EXERCISE DESCRIPTION
Transcribe every entry word for word, but skip the images.

Dataset records
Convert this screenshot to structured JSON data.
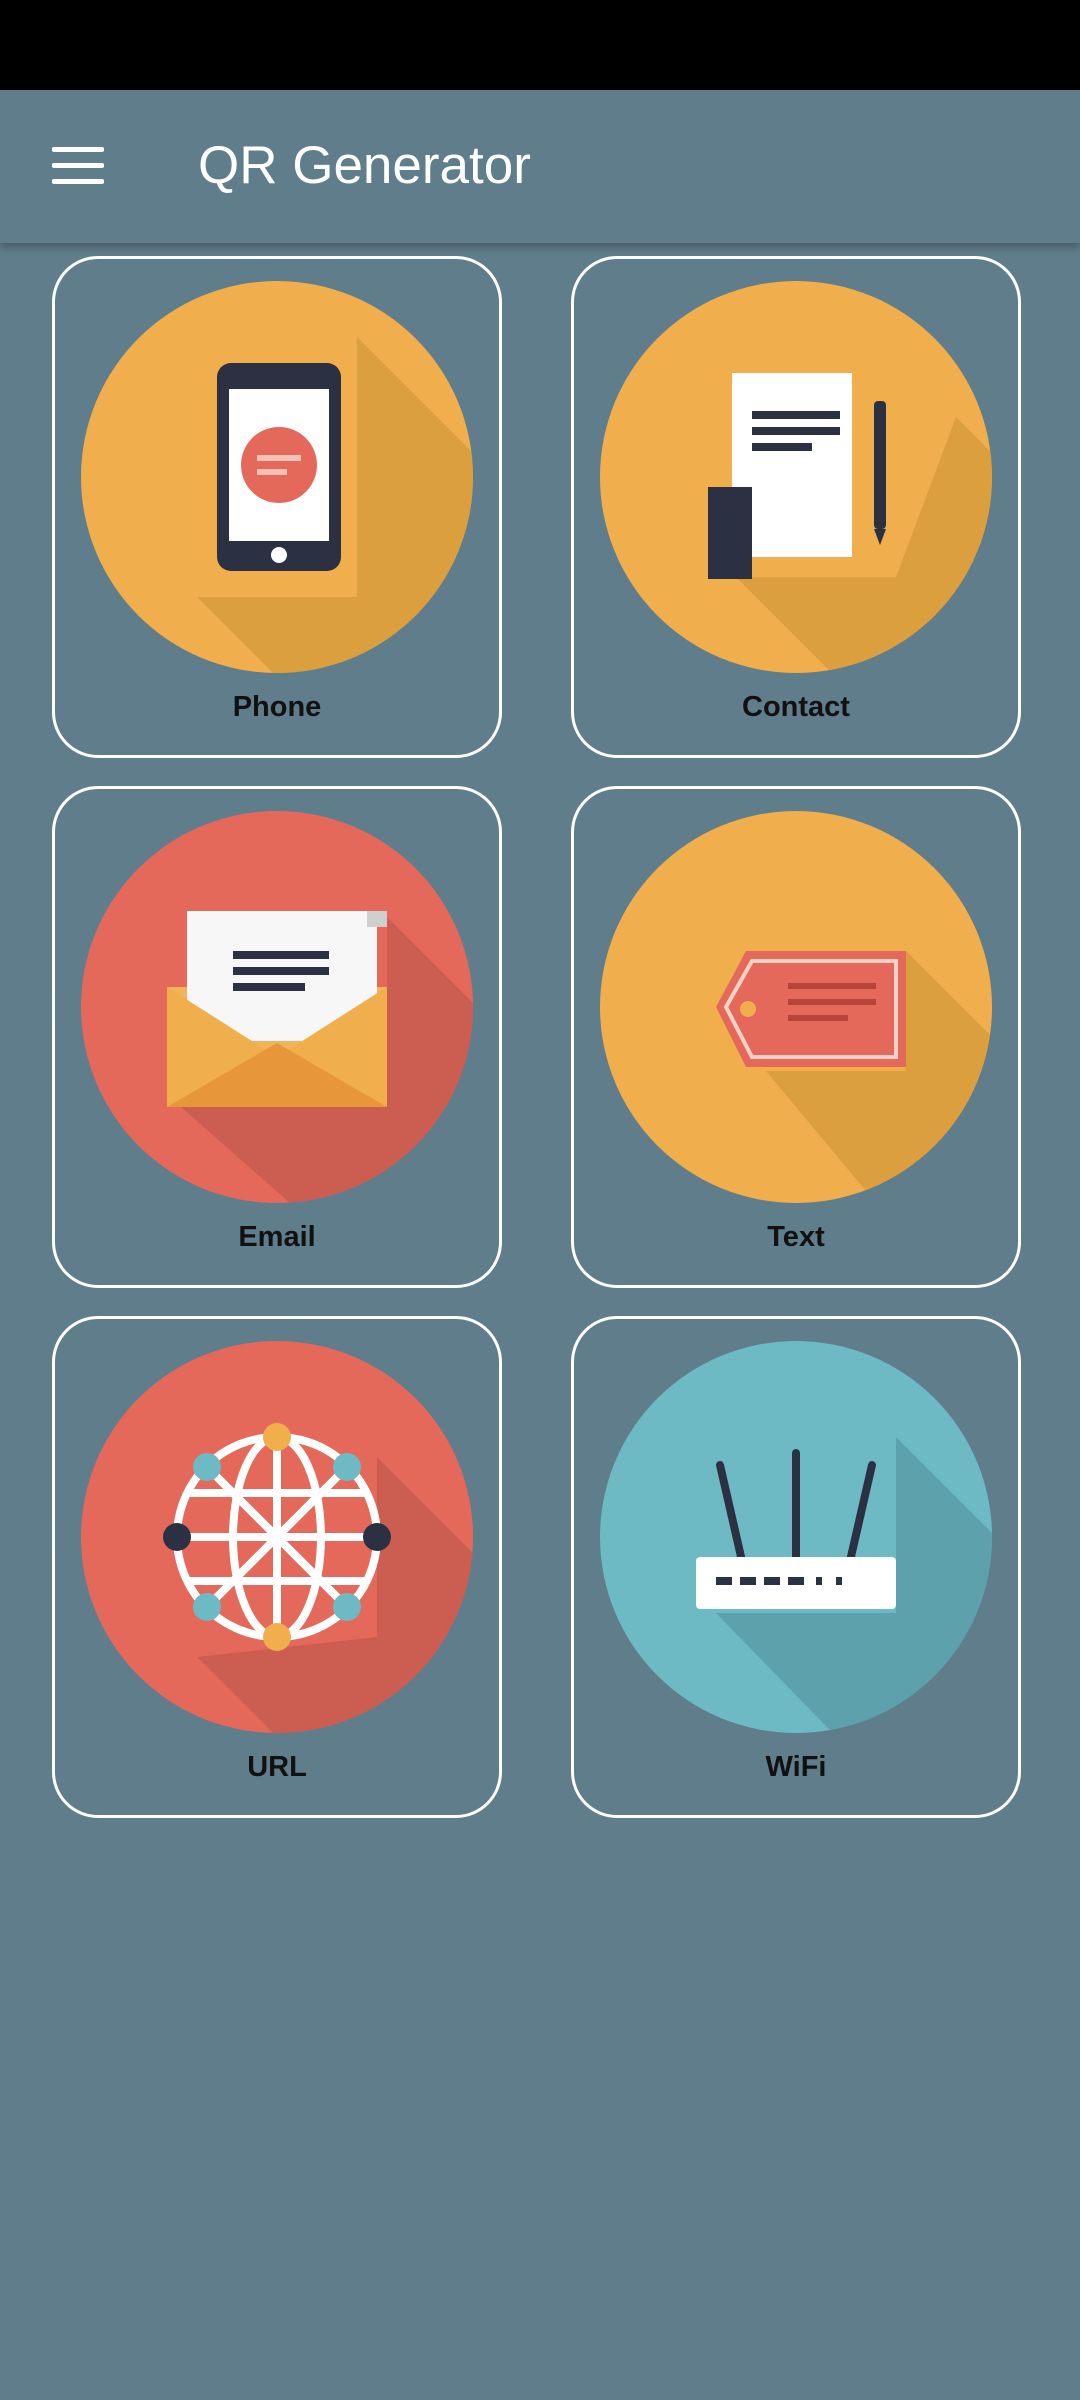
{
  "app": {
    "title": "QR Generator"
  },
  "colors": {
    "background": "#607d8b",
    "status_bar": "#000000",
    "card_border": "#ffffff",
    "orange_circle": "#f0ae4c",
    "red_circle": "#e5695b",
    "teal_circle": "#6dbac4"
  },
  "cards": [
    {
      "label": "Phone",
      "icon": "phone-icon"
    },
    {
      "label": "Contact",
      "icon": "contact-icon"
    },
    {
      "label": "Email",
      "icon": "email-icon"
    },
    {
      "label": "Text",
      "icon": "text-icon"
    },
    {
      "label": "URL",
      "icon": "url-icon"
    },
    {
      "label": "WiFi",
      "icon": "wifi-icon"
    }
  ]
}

FINAL RESULT
Convert this screenshot to structured JSON data.
{
  "app": {
    "title": "QR Generator"
  },
  "colors": {
    "background": "#607d8b",
    "status_bar": "#000000",
    "card_border": "#ffffff",
    "orange_circle": "#f0ae4c",
    "red_circle": "#e5695b",
    "teal_circle": "#6dbac4"
  },
  "cards": [
    {
      "label": "Phone",
      "icon": "phone-icon"
    },
    {
      "label": "Contact",
      "icon": "contact-icon"
    },
    {
      "label": "Email",
      "icon": "email-icon"
    },
    {
      "label": "Text",
      "icon": "text-icon"
    },
    {
      "label": "URL",
      "icon": "url-icon"
    },
    {
      "label": "WiFi",
      "icon": "wifi-icon"
    }
  ]
}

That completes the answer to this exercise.